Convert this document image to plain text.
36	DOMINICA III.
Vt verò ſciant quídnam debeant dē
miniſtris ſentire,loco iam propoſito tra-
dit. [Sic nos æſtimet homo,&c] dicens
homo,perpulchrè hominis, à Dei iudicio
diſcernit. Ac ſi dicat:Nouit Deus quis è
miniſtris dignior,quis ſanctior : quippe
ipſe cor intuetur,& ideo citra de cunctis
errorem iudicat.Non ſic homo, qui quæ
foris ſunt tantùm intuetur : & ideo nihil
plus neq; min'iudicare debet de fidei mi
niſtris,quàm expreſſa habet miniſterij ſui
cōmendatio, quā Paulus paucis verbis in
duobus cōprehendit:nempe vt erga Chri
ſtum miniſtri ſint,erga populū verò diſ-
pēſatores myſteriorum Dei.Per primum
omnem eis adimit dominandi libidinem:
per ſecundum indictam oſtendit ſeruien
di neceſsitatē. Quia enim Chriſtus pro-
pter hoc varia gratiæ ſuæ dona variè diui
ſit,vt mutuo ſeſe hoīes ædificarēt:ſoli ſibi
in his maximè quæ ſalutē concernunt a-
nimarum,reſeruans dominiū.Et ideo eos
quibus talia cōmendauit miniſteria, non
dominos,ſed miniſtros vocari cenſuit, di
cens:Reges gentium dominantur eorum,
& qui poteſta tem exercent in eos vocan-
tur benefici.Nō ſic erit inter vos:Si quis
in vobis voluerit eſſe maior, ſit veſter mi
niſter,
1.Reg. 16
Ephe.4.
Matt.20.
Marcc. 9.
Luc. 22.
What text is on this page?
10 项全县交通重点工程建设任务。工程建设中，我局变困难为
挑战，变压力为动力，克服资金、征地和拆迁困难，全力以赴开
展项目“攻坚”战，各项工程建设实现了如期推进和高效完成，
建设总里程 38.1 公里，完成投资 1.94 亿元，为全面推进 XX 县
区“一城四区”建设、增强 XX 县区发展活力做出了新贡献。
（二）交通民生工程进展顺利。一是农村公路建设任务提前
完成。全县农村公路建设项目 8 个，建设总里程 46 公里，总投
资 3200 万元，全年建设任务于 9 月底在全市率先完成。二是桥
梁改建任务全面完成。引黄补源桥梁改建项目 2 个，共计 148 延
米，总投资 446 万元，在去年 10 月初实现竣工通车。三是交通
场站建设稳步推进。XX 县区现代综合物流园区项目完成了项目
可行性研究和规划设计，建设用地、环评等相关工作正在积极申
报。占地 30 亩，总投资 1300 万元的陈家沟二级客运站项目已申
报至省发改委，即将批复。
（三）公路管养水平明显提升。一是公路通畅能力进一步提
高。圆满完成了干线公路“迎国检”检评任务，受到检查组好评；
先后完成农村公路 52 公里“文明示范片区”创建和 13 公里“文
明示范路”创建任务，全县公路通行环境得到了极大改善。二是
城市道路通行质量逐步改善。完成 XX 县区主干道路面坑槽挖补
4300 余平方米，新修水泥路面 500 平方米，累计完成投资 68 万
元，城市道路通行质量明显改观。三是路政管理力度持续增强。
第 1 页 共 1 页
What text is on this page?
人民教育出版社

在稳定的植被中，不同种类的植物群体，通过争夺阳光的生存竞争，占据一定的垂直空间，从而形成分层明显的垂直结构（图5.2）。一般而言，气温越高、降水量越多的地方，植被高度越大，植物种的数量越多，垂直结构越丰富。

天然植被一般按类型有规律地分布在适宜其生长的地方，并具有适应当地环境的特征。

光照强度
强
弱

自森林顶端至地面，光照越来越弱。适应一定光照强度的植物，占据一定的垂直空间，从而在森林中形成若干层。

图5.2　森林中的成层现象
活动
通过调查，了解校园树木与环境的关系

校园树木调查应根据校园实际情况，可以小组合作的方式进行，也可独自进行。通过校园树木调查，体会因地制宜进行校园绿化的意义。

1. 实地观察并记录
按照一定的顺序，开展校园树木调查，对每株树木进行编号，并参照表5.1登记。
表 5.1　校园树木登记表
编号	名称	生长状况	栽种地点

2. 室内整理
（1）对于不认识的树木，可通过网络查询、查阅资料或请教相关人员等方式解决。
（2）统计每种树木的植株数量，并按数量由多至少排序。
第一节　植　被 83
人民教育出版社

★ ★ ★ ★ ★ ★ ★

▶ _Set exercise_: Copy out every line from the data above that has "miniſtris" in it.

▶ _The result_:
miniſtris ſentire,loco iam propoſito tra-
miniſtris dignior,quis ſanctior : quippe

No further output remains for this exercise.